[Dataset items]
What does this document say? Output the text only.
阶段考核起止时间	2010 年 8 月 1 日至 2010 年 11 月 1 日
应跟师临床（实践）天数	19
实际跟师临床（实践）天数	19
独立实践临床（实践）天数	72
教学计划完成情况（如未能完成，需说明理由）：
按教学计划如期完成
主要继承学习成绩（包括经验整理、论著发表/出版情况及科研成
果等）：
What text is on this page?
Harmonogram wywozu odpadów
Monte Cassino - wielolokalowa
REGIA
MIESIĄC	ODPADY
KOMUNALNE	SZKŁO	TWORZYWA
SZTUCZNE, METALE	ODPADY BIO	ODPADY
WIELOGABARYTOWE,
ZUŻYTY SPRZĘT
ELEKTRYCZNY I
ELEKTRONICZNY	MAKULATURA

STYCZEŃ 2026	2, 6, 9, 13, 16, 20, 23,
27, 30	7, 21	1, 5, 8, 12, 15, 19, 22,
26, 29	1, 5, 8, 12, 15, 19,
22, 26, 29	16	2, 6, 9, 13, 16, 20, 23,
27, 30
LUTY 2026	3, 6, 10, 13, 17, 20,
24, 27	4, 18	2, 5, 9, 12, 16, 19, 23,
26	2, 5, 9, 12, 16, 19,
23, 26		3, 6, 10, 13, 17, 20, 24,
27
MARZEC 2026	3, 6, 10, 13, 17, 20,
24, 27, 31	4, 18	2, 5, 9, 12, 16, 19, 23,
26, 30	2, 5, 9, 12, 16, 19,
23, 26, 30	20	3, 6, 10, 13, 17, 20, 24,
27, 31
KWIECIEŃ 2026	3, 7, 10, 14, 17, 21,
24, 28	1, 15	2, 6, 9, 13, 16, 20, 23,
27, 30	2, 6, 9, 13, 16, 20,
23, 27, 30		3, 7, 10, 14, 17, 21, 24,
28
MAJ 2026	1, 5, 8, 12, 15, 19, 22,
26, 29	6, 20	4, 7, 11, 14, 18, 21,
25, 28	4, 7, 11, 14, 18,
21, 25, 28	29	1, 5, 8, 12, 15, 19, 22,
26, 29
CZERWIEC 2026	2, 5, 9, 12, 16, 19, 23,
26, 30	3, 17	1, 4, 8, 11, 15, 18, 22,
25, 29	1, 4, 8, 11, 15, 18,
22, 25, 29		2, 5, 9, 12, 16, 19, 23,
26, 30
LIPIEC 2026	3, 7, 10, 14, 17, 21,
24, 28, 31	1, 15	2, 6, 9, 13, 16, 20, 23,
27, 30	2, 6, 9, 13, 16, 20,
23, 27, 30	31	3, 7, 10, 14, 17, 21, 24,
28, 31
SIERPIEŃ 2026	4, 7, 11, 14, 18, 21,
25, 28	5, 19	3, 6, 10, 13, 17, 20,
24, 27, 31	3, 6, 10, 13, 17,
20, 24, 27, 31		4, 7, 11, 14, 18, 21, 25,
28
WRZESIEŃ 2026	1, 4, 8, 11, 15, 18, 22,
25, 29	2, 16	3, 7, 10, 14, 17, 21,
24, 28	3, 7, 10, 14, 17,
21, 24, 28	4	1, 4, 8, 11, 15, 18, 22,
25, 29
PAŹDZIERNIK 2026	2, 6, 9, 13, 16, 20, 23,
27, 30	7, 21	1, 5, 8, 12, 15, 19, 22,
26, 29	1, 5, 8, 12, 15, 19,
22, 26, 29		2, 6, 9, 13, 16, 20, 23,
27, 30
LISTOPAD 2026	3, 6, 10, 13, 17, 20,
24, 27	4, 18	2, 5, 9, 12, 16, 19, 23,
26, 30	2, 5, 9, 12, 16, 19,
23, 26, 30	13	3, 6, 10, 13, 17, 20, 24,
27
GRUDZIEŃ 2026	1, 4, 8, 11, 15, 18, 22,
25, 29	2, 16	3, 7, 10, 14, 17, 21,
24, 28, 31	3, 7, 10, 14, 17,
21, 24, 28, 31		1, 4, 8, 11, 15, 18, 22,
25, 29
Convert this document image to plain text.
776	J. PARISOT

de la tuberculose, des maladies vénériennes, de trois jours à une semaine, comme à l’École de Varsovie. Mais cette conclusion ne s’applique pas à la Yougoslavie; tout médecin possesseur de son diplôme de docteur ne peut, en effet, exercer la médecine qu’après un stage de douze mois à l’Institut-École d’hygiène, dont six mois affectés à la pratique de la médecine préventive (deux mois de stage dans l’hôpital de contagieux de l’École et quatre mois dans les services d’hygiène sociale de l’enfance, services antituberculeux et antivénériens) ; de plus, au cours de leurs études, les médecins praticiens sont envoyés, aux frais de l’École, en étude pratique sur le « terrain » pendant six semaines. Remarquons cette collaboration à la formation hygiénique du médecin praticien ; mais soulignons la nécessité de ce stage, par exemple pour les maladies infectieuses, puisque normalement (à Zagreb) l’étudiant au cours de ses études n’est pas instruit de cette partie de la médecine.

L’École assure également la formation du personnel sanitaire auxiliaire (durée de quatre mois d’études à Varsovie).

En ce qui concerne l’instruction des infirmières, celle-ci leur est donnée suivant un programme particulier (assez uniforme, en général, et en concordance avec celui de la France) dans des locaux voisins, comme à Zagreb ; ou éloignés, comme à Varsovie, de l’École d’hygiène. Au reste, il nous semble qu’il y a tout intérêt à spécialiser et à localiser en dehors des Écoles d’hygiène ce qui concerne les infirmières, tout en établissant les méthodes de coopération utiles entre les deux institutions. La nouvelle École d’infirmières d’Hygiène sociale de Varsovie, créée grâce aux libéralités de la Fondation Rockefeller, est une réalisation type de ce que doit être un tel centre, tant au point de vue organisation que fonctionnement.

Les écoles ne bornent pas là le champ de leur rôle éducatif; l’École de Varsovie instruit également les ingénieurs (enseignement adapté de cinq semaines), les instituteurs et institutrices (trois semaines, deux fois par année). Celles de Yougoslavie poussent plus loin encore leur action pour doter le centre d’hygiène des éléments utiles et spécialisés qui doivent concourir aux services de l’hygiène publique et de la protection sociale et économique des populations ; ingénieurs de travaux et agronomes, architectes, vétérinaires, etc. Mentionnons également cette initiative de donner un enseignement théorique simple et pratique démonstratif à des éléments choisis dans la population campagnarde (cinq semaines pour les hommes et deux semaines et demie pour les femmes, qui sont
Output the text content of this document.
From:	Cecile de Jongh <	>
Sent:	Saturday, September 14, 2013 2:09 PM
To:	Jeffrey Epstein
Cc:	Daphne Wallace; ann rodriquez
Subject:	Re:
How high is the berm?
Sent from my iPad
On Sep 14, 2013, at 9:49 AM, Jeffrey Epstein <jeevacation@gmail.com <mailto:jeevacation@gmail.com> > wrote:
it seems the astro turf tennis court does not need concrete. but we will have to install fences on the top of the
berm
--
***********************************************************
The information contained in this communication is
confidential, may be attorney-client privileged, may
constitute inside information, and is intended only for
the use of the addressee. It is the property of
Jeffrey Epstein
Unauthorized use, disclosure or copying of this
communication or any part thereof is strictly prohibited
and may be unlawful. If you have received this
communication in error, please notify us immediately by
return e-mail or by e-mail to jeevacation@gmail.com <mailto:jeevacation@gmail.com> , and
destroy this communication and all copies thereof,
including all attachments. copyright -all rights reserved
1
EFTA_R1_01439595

Brief ▸ Out of the preceding entries, pull every line containing the string "information".

The output ▸
The information contained in this communication is
constitute inside information, and is intended only for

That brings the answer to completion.